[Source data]
-- start --
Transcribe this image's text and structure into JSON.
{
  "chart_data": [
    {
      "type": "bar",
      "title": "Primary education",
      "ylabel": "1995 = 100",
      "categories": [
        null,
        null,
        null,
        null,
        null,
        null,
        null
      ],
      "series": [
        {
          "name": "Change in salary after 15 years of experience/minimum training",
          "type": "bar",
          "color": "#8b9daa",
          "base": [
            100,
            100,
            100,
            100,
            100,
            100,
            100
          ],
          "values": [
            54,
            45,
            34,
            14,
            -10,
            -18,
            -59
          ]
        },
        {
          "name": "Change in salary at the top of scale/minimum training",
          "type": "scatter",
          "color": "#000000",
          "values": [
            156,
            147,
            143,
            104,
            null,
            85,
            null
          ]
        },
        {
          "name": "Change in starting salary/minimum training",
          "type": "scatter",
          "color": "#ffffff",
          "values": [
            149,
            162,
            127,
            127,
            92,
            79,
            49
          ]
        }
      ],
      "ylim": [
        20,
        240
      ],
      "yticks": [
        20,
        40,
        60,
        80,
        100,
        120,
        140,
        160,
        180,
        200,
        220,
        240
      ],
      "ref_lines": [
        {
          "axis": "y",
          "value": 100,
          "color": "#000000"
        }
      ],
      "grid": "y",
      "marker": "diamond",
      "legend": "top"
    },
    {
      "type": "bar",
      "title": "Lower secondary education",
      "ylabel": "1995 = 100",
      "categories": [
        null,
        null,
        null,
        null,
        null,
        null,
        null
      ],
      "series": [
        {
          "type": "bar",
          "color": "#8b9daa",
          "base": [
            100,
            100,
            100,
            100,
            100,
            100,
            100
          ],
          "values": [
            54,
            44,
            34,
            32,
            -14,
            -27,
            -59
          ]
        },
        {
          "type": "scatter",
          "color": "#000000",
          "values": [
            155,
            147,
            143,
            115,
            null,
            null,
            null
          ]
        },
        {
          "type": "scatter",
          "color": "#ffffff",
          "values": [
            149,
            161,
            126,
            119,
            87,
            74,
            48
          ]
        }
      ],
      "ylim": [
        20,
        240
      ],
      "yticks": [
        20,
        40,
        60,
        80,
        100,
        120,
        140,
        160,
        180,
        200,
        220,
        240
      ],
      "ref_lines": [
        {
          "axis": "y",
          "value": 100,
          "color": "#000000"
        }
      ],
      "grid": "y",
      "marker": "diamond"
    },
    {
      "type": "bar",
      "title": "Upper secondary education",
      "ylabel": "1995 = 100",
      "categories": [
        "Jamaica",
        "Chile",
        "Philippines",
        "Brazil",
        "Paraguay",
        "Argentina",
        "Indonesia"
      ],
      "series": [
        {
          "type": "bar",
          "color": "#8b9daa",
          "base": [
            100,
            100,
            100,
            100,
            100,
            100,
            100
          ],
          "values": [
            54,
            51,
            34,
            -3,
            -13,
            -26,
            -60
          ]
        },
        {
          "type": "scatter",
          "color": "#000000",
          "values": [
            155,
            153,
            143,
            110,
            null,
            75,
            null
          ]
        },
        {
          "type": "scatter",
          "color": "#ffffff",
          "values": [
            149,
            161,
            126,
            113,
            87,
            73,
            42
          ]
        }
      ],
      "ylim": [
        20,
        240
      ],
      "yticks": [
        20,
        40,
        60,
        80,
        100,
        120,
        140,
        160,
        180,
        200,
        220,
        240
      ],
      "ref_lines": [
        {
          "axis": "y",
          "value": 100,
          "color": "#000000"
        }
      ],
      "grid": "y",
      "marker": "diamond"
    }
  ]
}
-- end --
> Task instructions:
Repeat each of the entries above precisely as given.

> Expected answer:
Transcribe this image's text and structure into JSON.
{
  "chart_data": [
    {
      "type": "bar",
      "title": "Primary education",
      "ylabel": "1995 = 100",
      "categories": [
        null,
        null,
        null,
        null,
        null,
        null,
        null
      ],
      "series": [
        {
          "name": "Change in salary after 15 years of experience/minimum training",
          "type": "bar",
          "color": "#8b9daa",
          "base": [
            100,
            100,
            100,
            100,
            100,
            100,
            100
          ],
          "values": [
            54,
            45,
            34,
            14,
            -10,
            -18,
            -59
          ]
        },
        {
          "name": "Change in salary at the top of scale/minimum training",
          "type": "scatter",
          "color": "#000000",
          "values": [
            156,
            147,
            143,
            104,
            null,
            85,
            null
          ]
        },
        {
          "name": "Change in starting salary/minimum training",
          "type": "scatter",
          "color": "#ffffff",
          "values": [
            149,
            162,
            127,
            127,
            92,
            79,
            49
          ]
        }
      ],
      "ylim": [
        20,
        240
      ],
      "yticks": [
        20,
        40,
        60,
        80,
        100,
        120,
        140,
        160,
        180,
        200,
        220,
        240
      ],
      "ref_lines": [
        {
          "axis": "y",
          "value": 100,
          "color": "#000000"
        }
      ],
      "grid": "y",
      "marker": "diamond",
      "legend": "top"
    },
    {
      "type": "bar",
      "title": "Lower secondary education",
      "ylabel": "1995 = 100",
      "categories": [
        null,
        null,
        null,
        null,
        null,
        null,
        null
      ],
      "series": [
        {
          "type": "bar",
          "color": "#8b9daa",
          "base": [
            100,
            100,
            100,
            100,
            100,
            100,
            100
          ],
          "values": [
            54,
            44,
            34,
            32,
            -14,
            -27,
            -59
          ]
        },
        {
          "type": "scatter",
          "color": "#000000",
          "values": [
            155,
            147,
            143,
            115,
            null,
            null,
            null
          ]
        },
        {
          "type": "scatter",
          "color": "#ffffff",
          "values": [
            149,
            161,
            126,
            119,
            87,
            74,
            48
          ]
        }
      ],
      "ylim": [
        20,
        240
      ],
      "yticks": [
        20,
        40,
        60,
        80,
        100,
        120,
        140,
        160,
        180,
        200,
        220,
        240
      ],
      "ref_lines": [
        {
          "axis": "y",
          "value": 100,
          "color": "#000000"
        }
      ],
      "grid": "y",
      "marker": "diamond"
    },
    {
      "type": "bar",
      "title": "Upper secondary education",
      "ylabel": "1995 = 100",
      "categories": [
        "Jamaica",
        "Chile",
        "Philippines",
        "Brazil",
        "Paraguay",
        "Argentina",
        "Indonesia"
      ],
      "series": [
        {
          "type": "bar",
          "color": "#8b9daa",
          "base": [
            100,
            100,
            100,
            100,
            100,
            100,
            100
          ],
          "values": [
            54,
            51,
            34,
            -3,
            -13,
            -26,
            -60
          ]
        },
        {
          "type": "scatter",
          "color": "#000000",
          "values": [
            155,
            153,
            143,
            110,
            null,
            75,
            null
          ]
        },
        {
          "type": "scatter",
          "color": "#ffffff",
          "values": [
            149,
            161,
            126,
            113,
            87,
            73,
            42
          ]
        }
      ],
      "ylim": [
        20,
        240
      ],
      "yticks": [
        20,
        40,
        60,
        80,
        100,
        120,
        140,
        160,
        180,
        200,
        220,
        240
      ],
      "ref_lines": [
        {
          "axis": "y",
          "value": 100,
          "color": "#000000"
        }
      ],
      "grid": "y",
      "marker": "diamond"
    }
  ]
}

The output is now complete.